→ **Your task**:
Retype all the records with nothing changed.

§ §

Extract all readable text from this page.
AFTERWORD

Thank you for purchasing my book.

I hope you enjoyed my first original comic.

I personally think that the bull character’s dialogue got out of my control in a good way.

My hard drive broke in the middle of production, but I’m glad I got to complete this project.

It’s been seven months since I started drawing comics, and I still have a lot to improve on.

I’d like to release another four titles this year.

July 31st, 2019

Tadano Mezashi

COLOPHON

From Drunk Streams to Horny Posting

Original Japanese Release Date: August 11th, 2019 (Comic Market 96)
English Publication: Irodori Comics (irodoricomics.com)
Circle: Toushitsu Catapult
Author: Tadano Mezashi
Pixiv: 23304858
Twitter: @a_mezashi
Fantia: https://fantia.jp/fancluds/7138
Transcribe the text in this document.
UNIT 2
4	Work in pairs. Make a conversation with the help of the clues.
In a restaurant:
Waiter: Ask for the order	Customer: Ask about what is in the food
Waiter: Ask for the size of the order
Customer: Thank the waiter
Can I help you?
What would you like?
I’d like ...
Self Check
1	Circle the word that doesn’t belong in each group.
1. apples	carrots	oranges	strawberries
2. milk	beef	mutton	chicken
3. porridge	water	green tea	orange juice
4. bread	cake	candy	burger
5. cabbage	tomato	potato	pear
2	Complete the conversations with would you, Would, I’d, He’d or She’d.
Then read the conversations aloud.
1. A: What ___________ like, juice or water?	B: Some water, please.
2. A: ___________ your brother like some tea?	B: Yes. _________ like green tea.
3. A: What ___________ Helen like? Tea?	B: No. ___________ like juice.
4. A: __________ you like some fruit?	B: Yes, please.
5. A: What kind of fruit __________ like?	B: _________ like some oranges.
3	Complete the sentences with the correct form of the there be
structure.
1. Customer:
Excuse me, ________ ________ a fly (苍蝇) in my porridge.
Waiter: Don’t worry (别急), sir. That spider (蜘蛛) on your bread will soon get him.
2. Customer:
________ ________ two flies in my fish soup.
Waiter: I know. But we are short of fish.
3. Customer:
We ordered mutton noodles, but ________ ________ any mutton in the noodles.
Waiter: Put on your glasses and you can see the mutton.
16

§ §

→ **Completed task**:
Extract all readable text from this page.
AFTERWORD

Thank you for purchasing my book.

I hope you enjoyed my first original comic.

I personally think that the bull character’s dialogue got out of my control in a good way.

My hard drive broke in the middle of production, but I’m glad I got to complete this project.

It’s been seven months since I started drawing comics, and I still have a lot to improve on.

I’d like to release another four titles this year.

July 31st, 2019

Tadano Mezashi

COLOPHON

From Drunk Streams to Horny Posting

Original Japanese Release Date: August 11th, 2019 (Comic Market 96)
English Publication: Irodori Comics (irodoricomics.com)
Circle: Toushitsu Catapult
Author: Tadano Mezashi
Pixiv: 23304858
Twitter: @a_mezashi
Fantia: https://fantia.jp/fancluds/7138
Transcribe the text in this document.
UNIT 2
4	Work in pairs. Make a conversation with the help of the clues.
In a restaurant:
Waiter: Ask for the order	Customer: Ask about what is in the food
Waiter: Ask for the size of the order
Customer: Thank the waiter
Can I help you?
What would you like?
I’d like ...
Self Check
1	Circle the word that doesn’t belong in each group.
1. apples	carrots	oranges	strawberries
2. milk	beef	mutton	chicken
3. porridge	water	green tea	orange juice
4. bread	cake	candy	burger
5. cabbage	tomato	potato	pear
2	Complete the conversations with would you, Would, I’d, He’d or She’d.
Then read the conversations aloud.
1. A: What ___________ like, juice or water?	B: Some water, please.
2. A: ___________ your brother like some tea?	B: Yes. _________ like green tea.
3. A: What ___________ Helen like? Tea?	B: No. ___________ like juice.
4. A: __________ you like some fruit?	B: Yes, please.
5. A: What kind of fruit __________ like?	B: _________ like some oranges.
3	Complete the sentences with the correct form of the there be
structure.
1. Customer:
Excuse me, ________ ________ a fly (苍蝇) in my porridge.
Waiter: Don’t worry (别急), sir. That spider (蜘蛛) on your bread will soon get him.
2. Customer:
________ ________ two flies in my fish soup.
Waiter: I know. But we are short of fish.
3. Customer:
We ordered mutton noodles, but ________ ________ any mutton in the noodles.
Waiter: Put on your glasses and you can see the mutton.
16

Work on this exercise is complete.